— Begin Provided records —

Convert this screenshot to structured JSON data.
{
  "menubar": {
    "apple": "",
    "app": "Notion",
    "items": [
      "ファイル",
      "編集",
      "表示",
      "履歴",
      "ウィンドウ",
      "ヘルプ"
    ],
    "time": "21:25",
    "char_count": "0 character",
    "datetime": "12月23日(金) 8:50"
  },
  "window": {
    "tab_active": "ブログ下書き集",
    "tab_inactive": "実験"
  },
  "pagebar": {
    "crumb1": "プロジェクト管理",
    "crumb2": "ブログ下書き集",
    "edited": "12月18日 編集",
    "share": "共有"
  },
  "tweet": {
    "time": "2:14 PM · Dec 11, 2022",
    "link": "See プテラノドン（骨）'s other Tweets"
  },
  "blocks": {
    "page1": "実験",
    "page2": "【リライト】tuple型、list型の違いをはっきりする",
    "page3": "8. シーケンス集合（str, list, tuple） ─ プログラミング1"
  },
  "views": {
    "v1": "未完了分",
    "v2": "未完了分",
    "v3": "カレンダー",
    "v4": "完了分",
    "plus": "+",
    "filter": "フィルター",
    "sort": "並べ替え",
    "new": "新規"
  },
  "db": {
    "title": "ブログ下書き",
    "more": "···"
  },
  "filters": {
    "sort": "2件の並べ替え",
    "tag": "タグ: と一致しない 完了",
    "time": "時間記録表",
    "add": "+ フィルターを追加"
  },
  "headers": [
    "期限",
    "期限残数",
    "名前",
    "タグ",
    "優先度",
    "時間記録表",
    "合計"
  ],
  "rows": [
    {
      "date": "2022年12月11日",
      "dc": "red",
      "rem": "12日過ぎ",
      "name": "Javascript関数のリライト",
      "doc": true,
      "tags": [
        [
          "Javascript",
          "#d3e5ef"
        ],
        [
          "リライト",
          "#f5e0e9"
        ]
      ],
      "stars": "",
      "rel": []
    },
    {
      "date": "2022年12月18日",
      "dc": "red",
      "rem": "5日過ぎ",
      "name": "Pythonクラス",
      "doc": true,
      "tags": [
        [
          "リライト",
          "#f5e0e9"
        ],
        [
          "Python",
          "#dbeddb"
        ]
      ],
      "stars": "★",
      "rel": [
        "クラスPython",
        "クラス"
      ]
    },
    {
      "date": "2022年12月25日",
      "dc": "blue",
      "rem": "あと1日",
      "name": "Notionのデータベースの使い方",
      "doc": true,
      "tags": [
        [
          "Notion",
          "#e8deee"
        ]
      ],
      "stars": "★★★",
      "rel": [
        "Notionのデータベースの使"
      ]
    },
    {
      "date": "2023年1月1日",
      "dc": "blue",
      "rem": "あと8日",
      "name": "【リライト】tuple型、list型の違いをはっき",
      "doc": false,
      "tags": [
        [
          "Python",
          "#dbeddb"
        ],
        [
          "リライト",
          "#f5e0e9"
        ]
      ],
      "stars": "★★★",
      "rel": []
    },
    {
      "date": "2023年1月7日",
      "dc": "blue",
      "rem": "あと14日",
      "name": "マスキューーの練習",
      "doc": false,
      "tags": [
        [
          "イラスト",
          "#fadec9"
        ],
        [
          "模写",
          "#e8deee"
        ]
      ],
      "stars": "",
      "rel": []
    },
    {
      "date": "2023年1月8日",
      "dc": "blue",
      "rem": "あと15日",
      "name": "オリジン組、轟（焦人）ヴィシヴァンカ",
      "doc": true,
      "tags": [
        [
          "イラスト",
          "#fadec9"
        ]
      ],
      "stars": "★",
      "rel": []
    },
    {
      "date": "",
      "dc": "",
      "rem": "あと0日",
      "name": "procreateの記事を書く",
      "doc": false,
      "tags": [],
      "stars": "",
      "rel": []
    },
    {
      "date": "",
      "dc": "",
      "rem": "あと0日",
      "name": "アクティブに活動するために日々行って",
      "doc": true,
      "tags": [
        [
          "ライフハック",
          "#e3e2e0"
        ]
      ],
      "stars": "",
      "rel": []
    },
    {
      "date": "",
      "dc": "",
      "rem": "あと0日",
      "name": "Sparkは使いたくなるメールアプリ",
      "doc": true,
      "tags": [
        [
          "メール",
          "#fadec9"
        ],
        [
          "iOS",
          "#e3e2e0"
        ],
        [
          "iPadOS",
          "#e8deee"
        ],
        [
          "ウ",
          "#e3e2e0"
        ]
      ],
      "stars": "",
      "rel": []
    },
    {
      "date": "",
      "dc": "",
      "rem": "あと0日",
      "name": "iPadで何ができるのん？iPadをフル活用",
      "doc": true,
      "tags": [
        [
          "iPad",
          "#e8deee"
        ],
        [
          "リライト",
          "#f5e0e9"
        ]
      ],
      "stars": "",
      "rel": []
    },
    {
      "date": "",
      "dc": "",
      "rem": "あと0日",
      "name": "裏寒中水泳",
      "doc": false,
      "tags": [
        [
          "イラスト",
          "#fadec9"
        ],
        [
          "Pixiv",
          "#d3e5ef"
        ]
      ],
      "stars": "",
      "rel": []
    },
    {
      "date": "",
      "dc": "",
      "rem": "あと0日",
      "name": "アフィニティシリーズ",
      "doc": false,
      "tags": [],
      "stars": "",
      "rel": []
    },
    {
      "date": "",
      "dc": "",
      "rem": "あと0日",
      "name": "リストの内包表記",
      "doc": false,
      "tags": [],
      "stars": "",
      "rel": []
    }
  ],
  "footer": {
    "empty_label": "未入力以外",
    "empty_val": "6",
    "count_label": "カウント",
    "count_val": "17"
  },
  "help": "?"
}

— End Provided records —

**Given request:** Set down all of the records shown above once more, exactly.

**Response:**
Convert this screenshot to structured JSON data.
{
  "menubar": {
    "apple": "",
    "app": "Notion",
    "items": [
      "ファイル",
      "編集",
      "表示",
      "履歴",
      "ウィンドウ",
      "ヘルプ"
    ],
    "time": "21:25",
    "char_count": "0 character",
    "datetime": "12月23日(金) 8:50"
  },
  "window": {
    "tab_active": "ブログ下書き集",
    "tab_inactive": "実験"
  },
  "pagebar": {
    "crumb1": "プロジェクト管理",
    "crumb2": "ブログ下書き集",
    "edited": "12月18日 編集",
    "share": "共有"
  },
  "tweet": {
    "time": "2:14 PM · Dec 11, 2022",
    "link": "See プテラノドン（骨）'s other Tweets"
  },
  "blocks": {
    "page1": "実験",
    "page2": "【リライト】tuple型、list型の違いをはっきりする",
    "page3": "8. シーケンス集合（str, list, tuple） ─ プログラミング1"
  },
  "views": {
    "v1": "未完了分",
    "v2": "未完了分",
    "v3": "カレンダー",
    "v4": "完了分",
    "plus": "+",
    "filter": "フィルター",
    "sort": "並べ替え",
    "new": "新規"
  },
  "db": {
    "title": "ブログ下書き",
    "more": "···"
  },
  "filters": {
    "sort": "2件の並べ替え",
    "tag": "タグ: と一致しない 完了",
    "time": "時間記録表",
    "add": "+ フィルターを追加"
  },
  "headers": [
    "期限",
    "期限残数",
    "名前",
    "タグ",
    "優先度",
    "時間記録表",
    "合計"
  ],
  "rows": [
    {
      "date": "2022年12月11日",
      "dc": "red",
      "rem": "12日過ぎ",
      "name": "Javascript関数のリライト",
      "doc": true,
      "tags": [
        [
          "Javascript",
          "#d3e5ef"
        ],
        [
          "リライト",
          "#f5e0e9"
        ]
      ],
      "stars": "",
      "rel": []
    },
    {
      "date": "2022年12月18日",
      "dc": "red",
      "rem": "5日過ぎ",
      "name": "Pythonクラス",
      "doc": true,
      "tags": [
        [
          "リライト",
          "#f5e0e9"
        ],
        [
          "Python",
          "#dbeddb"
        ]
      ],
      "stars": "★",
      "rel": [
        "クラスPython",
        "クラス"
      ]
    },
    {
      "date": "2022年12月25日",
      "dc": "blue",
      "rem": "あと1日",
      "name": "Notionのデータベースの使い方",
      "doc": true,
      "tags": [
        [
          "Notion",
          "#e8deee"
        ]
      ],
      "stars": "★★★",
      "rel": [
        "Notionのデータベースの使"
      ]
    },
    {
      "date": "2023年1月1日",
      "dc": "blue",
      "rem": "あと8日",
      "name": "【リライト】tuple型、list型の違いをはっき",
      "doc": false,
      "tags": [
        [
          "Python",
          "#dbeddb"
        ],
        [
          "リライト",
          "#f5e0e9"
        ]
      ],
      "stars": "★★★",
      "rel": []
    },
    {
      "date": "2023年1月7日",
      "dc": "blue",
      "rem": "あと14日",
      "name": "マスキューーの練習",
      "doc": false,
      "tags": [
        [
          "イラスト",
          "#fadec9"
        ],
        [
          "模写",
          "#e8deee"
        ]
      ],
      "stars": "",
      "rel": []
    },
    {
      "date": "2023年1月8日",
      "dc": "blue",
      "rem": "あと15日",
      "name": "オリジン組、轟（焦人）ヴィシヴァンカ",
      "doc": true,
      "tags": [
        [
          "イラスト",
          "#fadec9"
        ]
      ],
      "stars": "★",
      "rel": []
    },
    {
      "date": "",
      "dc": "",
      "rem": "あと0日",
      "name": "procreateの記事を書く",
      "doc": false,
      "tags": [],
      "stars": "",
      "rel": []
    },
    {
      "date": "",
      "dc": "",
      "rem": "あと0日",
      "name": "アクティブに活動するために日々行って",
      "doc": true,
      "tags": [
        [
          "ライフハック",
          "#e3e2e0"
        ]
      ],
      "stars": "",
      "rel": []
    },
    {
      "date": "",
      "dc": "",
      "rem": "あと0日",
      "name": "Sparkは使いたくなるメールアプリ",
      "doc": true,
      "tags": [
        [
          "メール",
          "#fadec9"
        ],
        [
          "iOS",
          "#e3e2e0"
        ],
        [
          "iPadOS",
          "#e8deee"
        ],
        [
          "ウ",
          "#e3e2e0"
        ]
      ],
      "stars": "",
      "rel": []
    },
    {
      "date": "",
      "dc": "",
      "rem": "あと0日",
      "name": "iPadで何ができるのん？iPadをフル活用",
      "doc": true,
      "tags": [
        [
          "iPad",
          "#e8deee"
        ],
        [
          "リライト",
          "#f5e0e9"
        ]
      ],
      "stars": "",
      "rel": []
    },
    {
      "date": "",
      "dc": "",
      "rem": "あと0日",
      "name": "裏寒中水泳",
      "doc": false,
      "tags": [
        [
          "イラスト",
          "#fadec9"
        ],
        [
          "Pixiv",
          "#d3e5ef"
        ]
      ],
      "stars": "",
      "rel": []
    },
    {
      "date": "",
      "dc": "",
      "rem": "あと0日",
      "name": "アフィニティシリーズ",
      "doc": false,
      "tags": [],
      "stars": "",
      "rel": []
    },
    {
      "date": "",
      "dc": "",
      "rem": "あと0日",
      "name": "リストの内包表記",
      "doc": false,
      "tags": [],
      "stars": "",
      "rel": []
    }
  ],
  "footer": {
    "empty_label": "未入力以外",
    "empty_val": "6",
    "count_label": "カウント",
    "count_val": "17"
  },
  "help": "?"
}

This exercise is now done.